— BEGIN Excerpted data —

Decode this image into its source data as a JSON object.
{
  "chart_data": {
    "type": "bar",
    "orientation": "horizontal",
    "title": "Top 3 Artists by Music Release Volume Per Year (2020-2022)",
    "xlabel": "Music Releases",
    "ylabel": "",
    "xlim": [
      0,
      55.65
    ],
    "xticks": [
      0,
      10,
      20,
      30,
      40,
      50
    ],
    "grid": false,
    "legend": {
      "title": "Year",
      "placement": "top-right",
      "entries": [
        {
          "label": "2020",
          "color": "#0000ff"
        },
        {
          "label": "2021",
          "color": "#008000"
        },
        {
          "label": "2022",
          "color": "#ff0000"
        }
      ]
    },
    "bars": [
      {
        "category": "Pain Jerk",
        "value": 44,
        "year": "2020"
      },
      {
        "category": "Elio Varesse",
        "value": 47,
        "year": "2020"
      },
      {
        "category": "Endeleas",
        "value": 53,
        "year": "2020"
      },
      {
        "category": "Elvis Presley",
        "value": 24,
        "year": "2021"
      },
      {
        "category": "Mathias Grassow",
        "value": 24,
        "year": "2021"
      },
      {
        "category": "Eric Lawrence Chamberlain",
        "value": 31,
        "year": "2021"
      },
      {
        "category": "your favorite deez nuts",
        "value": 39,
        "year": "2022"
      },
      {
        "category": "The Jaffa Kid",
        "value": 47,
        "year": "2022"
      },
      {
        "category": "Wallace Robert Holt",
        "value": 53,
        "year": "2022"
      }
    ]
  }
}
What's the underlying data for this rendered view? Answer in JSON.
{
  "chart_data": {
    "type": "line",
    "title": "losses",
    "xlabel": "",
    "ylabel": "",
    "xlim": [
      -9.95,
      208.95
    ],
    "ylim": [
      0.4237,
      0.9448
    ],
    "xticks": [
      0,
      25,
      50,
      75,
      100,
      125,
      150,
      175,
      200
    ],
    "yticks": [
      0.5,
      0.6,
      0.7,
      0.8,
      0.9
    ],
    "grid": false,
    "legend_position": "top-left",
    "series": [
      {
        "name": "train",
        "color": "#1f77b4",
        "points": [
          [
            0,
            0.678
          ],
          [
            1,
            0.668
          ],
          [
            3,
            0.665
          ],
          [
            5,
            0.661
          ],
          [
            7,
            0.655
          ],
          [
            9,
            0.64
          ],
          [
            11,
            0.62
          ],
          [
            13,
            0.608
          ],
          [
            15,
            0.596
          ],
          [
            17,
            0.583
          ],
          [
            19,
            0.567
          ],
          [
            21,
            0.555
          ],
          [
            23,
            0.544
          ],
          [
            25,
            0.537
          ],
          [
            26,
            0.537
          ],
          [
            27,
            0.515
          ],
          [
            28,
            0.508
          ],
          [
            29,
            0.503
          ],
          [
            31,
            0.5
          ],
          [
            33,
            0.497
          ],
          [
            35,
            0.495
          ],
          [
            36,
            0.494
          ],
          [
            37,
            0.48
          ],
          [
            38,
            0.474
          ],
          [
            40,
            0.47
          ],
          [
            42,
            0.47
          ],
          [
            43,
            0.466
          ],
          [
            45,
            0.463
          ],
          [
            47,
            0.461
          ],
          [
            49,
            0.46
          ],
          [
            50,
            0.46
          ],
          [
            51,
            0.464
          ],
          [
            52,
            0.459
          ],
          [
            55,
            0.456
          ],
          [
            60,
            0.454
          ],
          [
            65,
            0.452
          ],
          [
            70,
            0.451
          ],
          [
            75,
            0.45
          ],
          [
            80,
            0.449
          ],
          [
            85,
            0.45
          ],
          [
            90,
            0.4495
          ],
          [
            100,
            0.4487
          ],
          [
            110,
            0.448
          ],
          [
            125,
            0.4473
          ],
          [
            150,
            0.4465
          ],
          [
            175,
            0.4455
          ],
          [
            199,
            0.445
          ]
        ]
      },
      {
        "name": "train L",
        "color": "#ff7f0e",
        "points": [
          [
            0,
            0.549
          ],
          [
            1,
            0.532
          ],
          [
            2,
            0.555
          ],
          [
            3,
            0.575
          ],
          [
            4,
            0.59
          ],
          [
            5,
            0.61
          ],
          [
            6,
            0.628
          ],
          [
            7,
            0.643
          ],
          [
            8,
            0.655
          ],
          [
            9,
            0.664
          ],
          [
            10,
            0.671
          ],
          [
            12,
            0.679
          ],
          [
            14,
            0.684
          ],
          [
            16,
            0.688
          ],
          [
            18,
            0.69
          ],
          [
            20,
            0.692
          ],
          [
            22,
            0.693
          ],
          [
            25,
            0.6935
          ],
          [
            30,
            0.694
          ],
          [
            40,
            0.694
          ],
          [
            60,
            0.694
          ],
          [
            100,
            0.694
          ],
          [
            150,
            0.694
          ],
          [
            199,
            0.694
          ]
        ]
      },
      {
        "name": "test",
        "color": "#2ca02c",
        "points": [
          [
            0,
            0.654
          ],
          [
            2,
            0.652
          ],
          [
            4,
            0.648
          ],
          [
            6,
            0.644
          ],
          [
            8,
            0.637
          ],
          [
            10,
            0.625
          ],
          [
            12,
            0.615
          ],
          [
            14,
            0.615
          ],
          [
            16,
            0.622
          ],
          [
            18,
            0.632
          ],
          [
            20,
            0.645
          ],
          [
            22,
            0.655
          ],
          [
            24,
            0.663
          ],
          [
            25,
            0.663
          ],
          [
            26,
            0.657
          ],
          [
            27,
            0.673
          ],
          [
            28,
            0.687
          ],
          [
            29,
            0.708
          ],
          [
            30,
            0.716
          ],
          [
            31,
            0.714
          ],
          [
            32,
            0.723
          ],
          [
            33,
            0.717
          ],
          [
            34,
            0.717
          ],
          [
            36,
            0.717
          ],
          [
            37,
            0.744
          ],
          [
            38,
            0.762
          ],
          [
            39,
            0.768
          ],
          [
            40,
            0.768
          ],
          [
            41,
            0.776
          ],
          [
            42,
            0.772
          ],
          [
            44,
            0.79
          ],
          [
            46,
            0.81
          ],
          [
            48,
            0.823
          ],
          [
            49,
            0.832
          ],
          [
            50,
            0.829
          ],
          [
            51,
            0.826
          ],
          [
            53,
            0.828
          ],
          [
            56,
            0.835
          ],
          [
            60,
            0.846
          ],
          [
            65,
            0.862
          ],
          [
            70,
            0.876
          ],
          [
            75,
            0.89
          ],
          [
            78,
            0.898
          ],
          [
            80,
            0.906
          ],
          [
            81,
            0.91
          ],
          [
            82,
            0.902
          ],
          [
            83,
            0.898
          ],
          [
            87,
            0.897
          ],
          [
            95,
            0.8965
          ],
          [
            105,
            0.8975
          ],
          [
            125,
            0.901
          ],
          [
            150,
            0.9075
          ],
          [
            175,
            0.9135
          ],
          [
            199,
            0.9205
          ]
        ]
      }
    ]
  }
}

— END Excerpted data —

Instruction. Every entry should be printed again exactly as it stands.

Exercise solution.
Decode this image into its source data as a JSON object.
{
  "chart_data": {
    "type": "bar",
    "orientation": "horizontal",
    "title": "Top 3 Artists by Music Release Volume Per Year (2020-2022)",
    "xlabel": "Music Releases",
    "ylabel": "",
    "xlim": [
      0,
      55.65
    ],
    "xticks": [
      0,
      10,
      20,
      30,
      40,
      50
    ],
    "grid": false,
    "legend": {
      "title": "Year",
      "placement": "top-right",
      "entries": [
        {
          "label": "2020",
          "color": "#0000ff"
        },
        {
          "label": "2021",
          "color": "#008000"
        },
        {
          "label": "2022",
          "color": "#ff0000"
        }
      ]
    },
    "bars": [
      {
        "category": "Pain Jerk",
        "value": 44,
        "year": "2020"
      },
      {
        "category": "Elio Varesse",
        "value": 47,
        "year": "2020"
      },
      {
        "category": "Endeleas",
        "value": 53,
        "year": "2020"
      },
      {
        "category": "Elvis Presley",
        "value": 24,
        "year": "2021"
      },
      {
        "category": "Mathias Grassow",
        "value": 24,
        "year": "2021"
      },
      {
        "category": "Eric Lawrence Chamberlain",
        "value": 31,
        "year": "2021"
      },
      {
        "category": "your favorite deez nuts",
        "value": 39,
        "year": "2022"
      },
      {
        "category": "The Jaffa Kid",
        "value": 47,
        "year": "2022"
      },
      {
        "category": "Wallace Robert Holt",
        "value": 53,
        "year": "2022"
      }
    ]
  }
}
What's the underlying data for this rendered view? Answer in JSON.
{
  "chart_data": {
    "type": "line",
    "title": "losses",
    "xlabel": "",
    "ylabel": "",
    "xlim": [
      -9.95,
      208.95
    ],
    "ylim": [
      0.4237,
      0.9448
    ],
    "xticks": [
      0,
      25,
      50,
      75,
      100,
      125,
      150,
      175,
      200
    ],
    "yticks": [
      0.5,
      0.6,
      0.7,
      0.8,
      0.9
    ],
    "grid": false,
    "legend_position": "top-left",
    "series": [
      {
        "name": "train",
        "color": "#1f77b4",
        "points": [
          [
            0,
            0.678
          ],
          [
            1,
            0.668
          ],
          [
            3,
            0.665
          ],
          [
            5,
            0.661
          ],
          [
            7,
            0.655
          ],
          [
            9,
            0.64
          ],
          [
            11,
            0.62
          ],
          [
            13,
            0.608
          ],
          [
            15,
            0.596
          ],
          [
            17,
            0.583
          ],
          [
            19,
            0.567
          ],
          [
            21,
            0.555
          ],
          [
            23,
            0.544
          ],
          [
            25,
            0.537
          ],
          [
            26,
            0.537
          ],
          [
            27,
            0.515
          ],
          [
            28,
            0.508
          ],
          [
            29,
            0.503
          ],
          [
            31,
            0.5
          ],
          [
            33,
            0.497
          ],
          [
            35,
            0.495
          ],
          [
            36,
            0.494
          ],
          [
            37,
            0.48
          ],
          [
            38,
            0.474
          ],
          [
            40,
            0.47
          ],
          [
            42,
            0.47
          ],
          [
            43,
            0.466
          ],
          [
            45,
            0.463
          ],
          [
            47,
            0.461
          ],
          [
            49,
            0.46
          ],
          [
            50,
            0.46
          ],
          [
            51,
            0.464
          ],
          [
            52,
            0.459
          ],
          [
            55,
            0.456
          ],
          [
            60,
            0.454
          ],
          [
            65,
            0.452
          ],
          [
            70,
            0.451
          ],
          [
            75,
            0.45
          ],
          [
            80,
            0.449
          ],
          [
            85,
            0.45
          ],
          [
            90,
            0.4495
          ],
          [
            100,
            0.4487
          ],
          [
            110,
            0.448
          ],
          [
            125,
            0.4473
          ],
          [
            150,
            0.4465
          ],
          [
            175,
            0.4455
          ],
          [
            199,
            0.445
          ]
        ]
      },
      {
        "name": "train L",
        "color": "#ff7f0e",
        "points": [
          [
            0,
            0.549
          ],
          [
            1,
            0.532
          ],
          [
            2,
            0.555
          ],
          [
            3,
            0.575
          ],
          [
            4,
            0.59
          ],
          [
            5,
            0.61
          ],
          [
            6,
            0.628
          ],
          [
            7,
            0.643
          ],
          [
            8,
            0.655
          ],
          [
            9,
            0.664
          ],
          [
            10,
            0.671
          ],
          [
            12,
            0.679
          ],
          [
            14,
            0.684
          ],
          [
            16,
            0.688
          ],
          [
            18,
            0.69
          ],
          [
            20,
            0.692
          ],
          [
            22,
            0.693
          ],
          [
            25,
            0.6935
          ],
          [
            30,
            0.694
          ],
          [
            40,
            0.694
          ],
          [
            60,
            0.694
          ],
          [
            100,
            0.694
          ],
          [
            150,
            0.694
          ],
          [
            199,
            0.694
          ]
        ]
      },
      {
        "name": "test",
        "color": "#2ca02c",
        "points": [
          [
            0,
            0.654
          ],
          [
            2,
            0.652
          ],
          [
            4,
            0.648
          ],
          [
            6,
            0.644
          ],
          [
            8,
            0.637
          ],
          [
            10,
            0.625
          ],
          [
            12,
            0.615
          ],
          [
            14,
            0.615
          ],
          [
            16,
            0.622
          ],
          [
            18,
            0.632
          ],
          [
            20,
            0.645
          ],
          [
            22,
            0.655
          ],
          [
            24,
            0.663
          ],
          [
            25,
            0.663
          ],
          [
            26,
            0.657
          ],
          [
            27,
            0.673
          ],
          [
            28,
            0.687
          ],
          [
            29,
            0.708
          ],
          [
            30,
            0.716
          ],
          [
            31,
            0.714
          ],
          [
            32,
            0.723
          ],
          [
            33,
            0.717
          ],
          [
            34,
            0.717
          ],
          [
            36,
            0.717
          ],
          [
            37,
            0.744
          ],
          [
            38,
            0.762
          ],
          [
            39,
            0.768
          ],
          [
            40,
            0.768
          ],
          [
            41,
            0.776
          ],
          [
            42,
            0.772
          ],
          [
            44,
            0.79
          ],
          [
            46,
            0.81
          ],
          [
            48,
            0.823
          ],
          [
            49,
            0.832
          ],
          [
            50,
            0.829
          ],
          [
            51,
            0.826
          ],
          [
            53,
            0.828
          ],
          [
            56,
            0.835
          ],
          [
            60,
            0.846
          ],
          [
            65,
            0.862
          ],
          [
            70,
            0.876
          ],
          [
            75,
            0.89
          ],
          [
            78,
            0.898
          ],
          [
            80,
            0.906
          ],
          [
            81,
            0.91
          ],
          [
            82,
            0.902
          ],
          [
            83,
            0.898
          ],
          [
            87,
            0.897
          ],
          [
            95,
            0.8965
          ],
          [
            105,
            0.8975
          ],
          [
            125,
            0.901
          ],
          [
            150,
            0.9075
          ],
          [
            175,
            0.9135
          ],
          [
            199,
            0.9205
          ]
        ]
      }
    ]
  }
}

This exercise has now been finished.